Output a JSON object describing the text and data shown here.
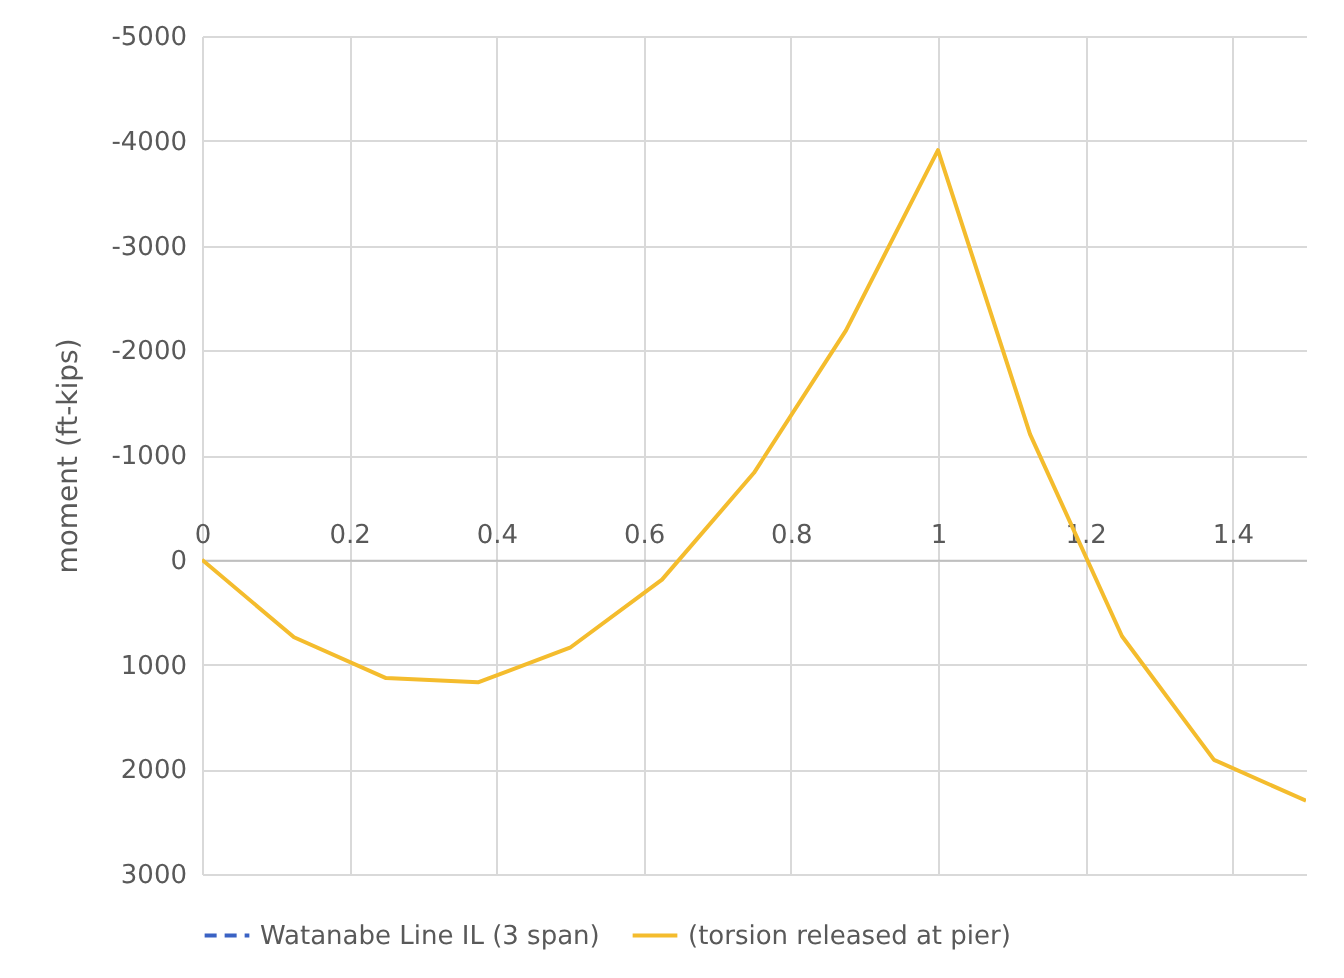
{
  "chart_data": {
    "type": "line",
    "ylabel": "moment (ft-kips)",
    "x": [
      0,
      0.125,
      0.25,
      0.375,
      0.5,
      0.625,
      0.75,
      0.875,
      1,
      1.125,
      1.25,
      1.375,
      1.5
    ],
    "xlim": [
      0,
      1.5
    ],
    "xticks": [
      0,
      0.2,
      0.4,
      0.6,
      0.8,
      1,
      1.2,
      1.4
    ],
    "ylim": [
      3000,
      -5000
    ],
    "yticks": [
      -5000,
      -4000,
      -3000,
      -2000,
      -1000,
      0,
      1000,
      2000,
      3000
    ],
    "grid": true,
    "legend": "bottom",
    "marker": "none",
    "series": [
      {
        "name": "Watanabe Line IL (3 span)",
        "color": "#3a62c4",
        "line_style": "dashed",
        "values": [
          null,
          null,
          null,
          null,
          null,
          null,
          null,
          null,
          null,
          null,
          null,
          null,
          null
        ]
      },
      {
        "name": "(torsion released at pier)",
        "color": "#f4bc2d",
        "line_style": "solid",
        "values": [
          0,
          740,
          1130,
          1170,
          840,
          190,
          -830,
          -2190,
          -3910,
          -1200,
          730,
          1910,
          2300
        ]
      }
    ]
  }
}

○ ○ ○

=== To do ===
With the pictures omitted, reproduce the records in full and exactly.

=== Complete output ===
Output a JSON object describing the text and data shown here.
{
  "chart_data": {
    "type": "line",
    "ylabel": "moment (ft-kips)",
    "x": [
      0,
      0.125,
      0.25,
      0.375,
      0.5,
      0.625,
      0.75,
      0.875,
      1,
      1.125,
      1.25,
      1.375,
      1.5
    ],
    "xlim": [
      0,
      1.5
    ],
    "xticks": [
      0,
      0.2,
      0.4,
      0.6,
      0.8,
      1,
      1.2,
      1.4
    ],
    "ylim": [
      3000,
      -5000
    ],
    "yticks": [
      -5000,
      -4000,
      -3000,
      -2000,
      -1000,
      0,
      1000,
      2000,
      3000
    ],
    "grid": true,
    "legend": "bottom",
    "marker": "none",
    "series": [
      {
        "name": "Watanabe Line IL (3 span)",
        "color": "#3a62c4",
        "line_style": "dashed",
        "values": [
          null,
          null,
          null,
          null,
          null,
          null,
          null,
          null,
          null,
          null,
          null,
          null,
          null
        ]
      },
      {
        "name": "(torsion released at pier)",
        "color": "#f4bc2d",
        "line_style": "solid",
        "values": [
          0,
          740,
          1130,
          1170,
          840,
          190,
          -830,
          -2190,
          -3910,
          -1200,
          730,
          1910,
          2300
        ]
      }
    ]
  }
}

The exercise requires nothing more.